━━ RAW DATA

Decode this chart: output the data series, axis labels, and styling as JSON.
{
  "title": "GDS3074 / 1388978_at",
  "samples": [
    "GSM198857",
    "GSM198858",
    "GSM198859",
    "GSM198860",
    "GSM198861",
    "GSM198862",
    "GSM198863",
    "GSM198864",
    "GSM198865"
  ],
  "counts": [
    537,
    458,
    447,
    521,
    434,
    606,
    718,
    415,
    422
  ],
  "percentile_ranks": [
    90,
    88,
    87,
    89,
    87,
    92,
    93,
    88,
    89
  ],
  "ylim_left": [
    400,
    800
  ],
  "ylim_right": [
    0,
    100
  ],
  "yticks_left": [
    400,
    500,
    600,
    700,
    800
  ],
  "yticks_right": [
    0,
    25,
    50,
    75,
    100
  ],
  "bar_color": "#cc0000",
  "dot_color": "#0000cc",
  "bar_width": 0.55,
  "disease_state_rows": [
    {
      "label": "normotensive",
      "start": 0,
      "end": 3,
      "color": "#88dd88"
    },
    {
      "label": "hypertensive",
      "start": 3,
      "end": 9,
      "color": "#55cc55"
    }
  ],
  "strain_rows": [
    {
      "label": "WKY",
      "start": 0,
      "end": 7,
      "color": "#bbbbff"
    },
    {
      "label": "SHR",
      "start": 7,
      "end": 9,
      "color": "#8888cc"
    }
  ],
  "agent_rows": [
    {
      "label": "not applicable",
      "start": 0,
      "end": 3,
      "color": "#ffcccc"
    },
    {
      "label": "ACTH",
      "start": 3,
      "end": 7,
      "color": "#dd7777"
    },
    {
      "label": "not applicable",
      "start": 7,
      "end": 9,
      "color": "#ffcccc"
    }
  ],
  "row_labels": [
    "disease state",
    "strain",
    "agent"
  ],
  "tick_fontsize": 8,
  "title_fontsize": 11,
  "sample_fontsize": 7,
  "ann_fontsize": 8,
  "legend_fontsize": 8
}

━━━━

- [WORK TO BE COMPLETED]
Provide an exact reproduction of all the entries shown above.

- [TASK RESPONSE]
Decode this chart: output the data series, axis labels, and styling as JSON.
{
  "title": "GDS3074 / 1388978_at",
  "samples": [
    "GSM198857",
    "GSM198858",
    "GSM198859",
    "GSM198860",
    "GSM198861",
    "GSM198862",
    "GSM198863",
    "GSM198864",
    "GSM198865"
  ],
  "counts": [
    537,
    458,
    447,
    521,
    434,
    606,
    718,
    415,
    422
  ],
  "percentile_ranks": [
    90,
    88,
    87,
    89,
    87,
    92,
    93,
    88,
    89
  ],
  "ylim_left": [
    400,
    800
  ],
  "ylim_right": [
    0,
    100
  ],
  "yticks_left": [
    400,
    500,
    600,
    700,
    800
  ],
  "yticks_right": [
    0,
    25,
    50,
    75,
    100
  ],
  "bar_color": "#cc0000",
  "dot_color": "#0000cc",
  "bar_width": 0.55,
  "disease_state_rows": [
    {
      "label": "normotensive",
      "start": 0,
      "end": 3,
      "color": "#88dd88"
    },
    {
      "label": "hypertensive",
      "start": 3,
      "end": 9,
      "color": "#55cc55"
    }
  ],
  "strain_rows": [
    {
      "label": "WKY",
      "start": 0,
      "end": 7,
      "color": "#bbbbff"
    },
    {
      "label": "SHR",
      "start": 7,
      "end": 9,
      "color": "#8888cc"
    }
  ],
  "agent_rows": [
    {
      "label": "not applicable",
      "start": 0,
      "end": 3,
      "color": "#ffcccc"
    },
    {
      "label": "ACTH",
      "start": 3,
      "end": 7,
      "color": "#dd7777"
    },
    {
      "label": "not applicable",
      "start": 7,
      "end": 9,
      "color": "#ffcccc"
    }
  ],
  "row_labels": [
    "disease state",
    "strain",
    "agent"
  ],
  "tick_fontsize": 8,
  "title_fontsize": 11,
  "sample_fontsize": 7,
  "ann_fontsize": 8,
  "legend_fontsize": 8
}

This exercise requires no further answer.